::: Data shown

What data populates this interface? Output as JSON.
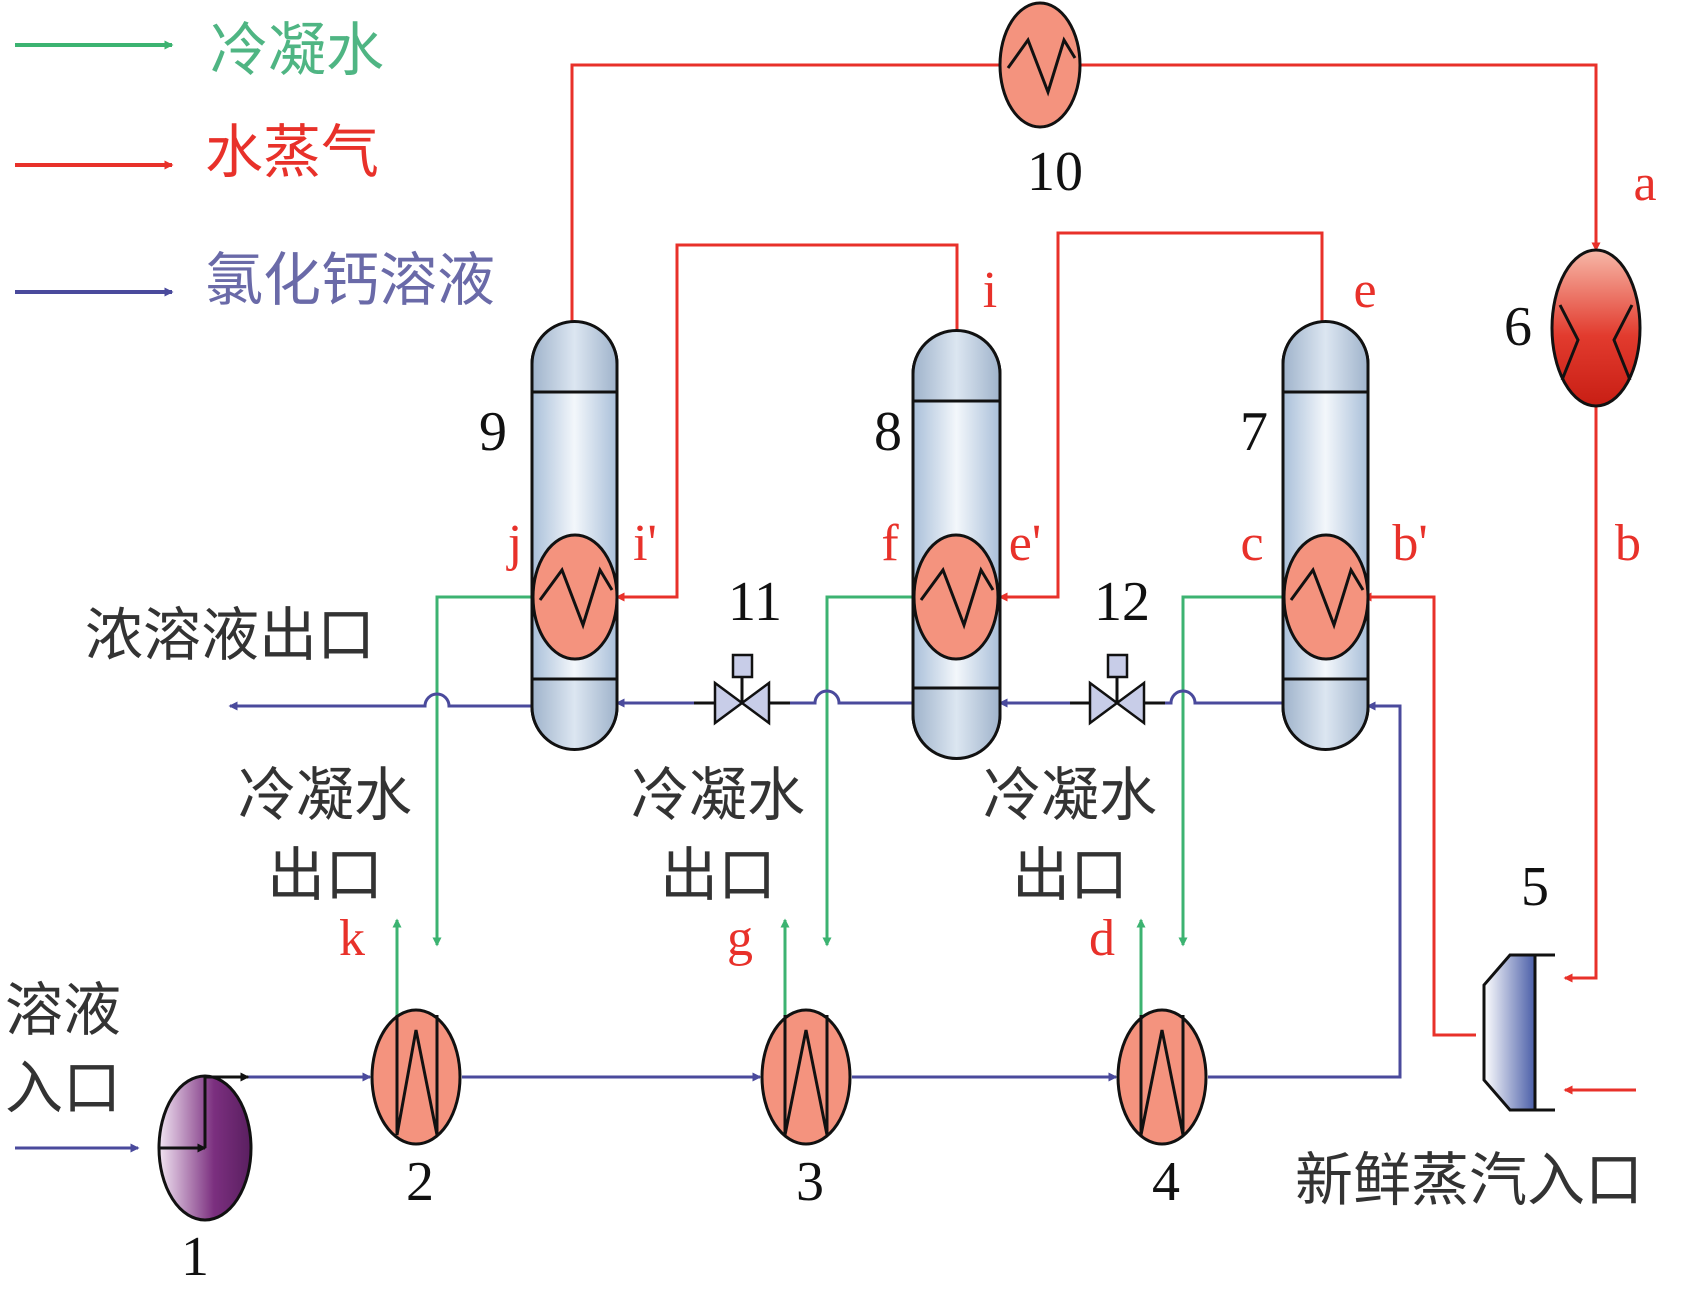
{
  "legend": {
    "condensate": "冷凝水",
    "steam": "水蒸气",
    "solution": "氯化钙溶液"
  },
  "labels": {
    "concentrate_outlet": "浓溶液出口",
    "condensate_outlet_line1": "冷凝水",
    "condensate_outlet_line2": "出口",
    "solution_inlet_line1": "溶液",
    "solution_inlet_line2": "入口",
    "fresh_steam_inlet": "新鲜蒸汽入口"
  },
  "equipment_numbers": [
    "1",
    "2",
    "3",
    "4",
    "5",
    "6",
    "7",
    "8",
    "9",
    "10",
    "11",
    "12"
  ],
  "stream_points": {
    "a": "a",
    "b": "b",
    "b_prime": "b'",
    "c": "c",
    "d": "d",
    "e": "e",
    "e_prime": "e'",
    "f": "f",
    "g": "g",
    "i": "i",
    "i_prime": "i'",
    "j": "j",
    "k": "k"
  },
  "colors": {
    "condensate": "#3cb371",
    "steam": "#e8312a",
    "solution": "#4a4a9c",
    "heat_exchanger_fill": "#f4937e",
    "compressor_fill": "#e23b2e",
    "pump_fill": "#7b2f7f",
    "column_fill": "#c9d8ea",
    "text": "#111111",
    "label_red": "#e8312a",
    "legend_green": "#4fb583",
    "legend_blue": "#6a6aa8"
  },
  "icons": {
    "pump": "centrifugal-pump-icon",
    "heat_exchanger": "heat-exchanger-icon",
    "compressor": "compressor-icon",
    "valve": "throttle-valve-icon",
    "mixer": "steam-mixer-icon",
    "evaporator": "evaporator-column-icon"
  }
}
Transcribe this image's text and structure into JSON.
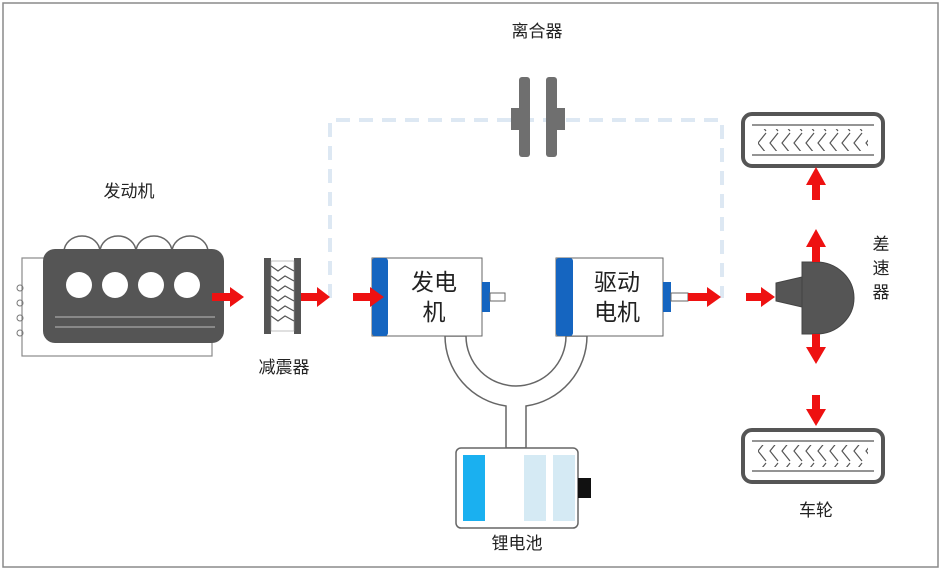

::::::

• _Exercise brief_:
Drop the pictures and reproduce the rest of the entries above exactly.

• _Solution to this task_:
What data populates this interface? Output as JSON.
{
  "legend": {
    "condensate": "冷凝水",
    "steam": "水蒸气",
    "solution": "氯化钙溶液"
  },
  "labels": {
    "concentrate_outlet": "浓溶液出口",
    "condensate_outlet_line1": "冷凝水",
    "condensate_outlet_line2": "出口",
    "solution_inlet_line1": "溶液",
    "solution_inlet_line2": "入口",
    "fresh_steam_inlet": "新鲜蒸汽入口"
  },
  "equipment_numbers": [
    "1",
    "2",
    "3",
    "4",
    "5",
    "6",
    "7",
    "8",
    "9",
    "10",
    "11",
    "12"
  ],
  "stream_points": {
    "a": "a",
    "b": "b",
    "b_prime": "b'",
    "c": "c",
    "d": "d",
    "e": "e",
    "e_prime": "e'",
    "f": "f",
    "g": "g",
    "i": "i",
    "i_prime": "i'",
    "j": "j",
    "k": "k"
  },
  "colors": {
    "condensate": "#3cb371",
    "steam": "#e8312a",
    "solution": "#4a4a9c",
    "heat_exchanger_fill": "#f4937e",
    "compressor_fill": "#e23b2e",
    "pump_fill": "#7b2f7f",
    "column_fill": "#c9d8ea",
    "text": "#111111",
    "label_red": "#e8312a",
    "legend_green": "#4fb583",
    "legend_blue": "#6a6aa8"
  },
  "icons": {
    "pump": "centrifugal-pump-icon",
    "heat_exchanger": "heat-exchanger-icon",
    "compressor": "compressor-icon",
    "valve": "throttle-valve-icon",
    "mixer": "steam-mixer-icon",
    "evaporator": "evaporator-column-icon"
  }
}
Transcribe this image's text and structure into JSON.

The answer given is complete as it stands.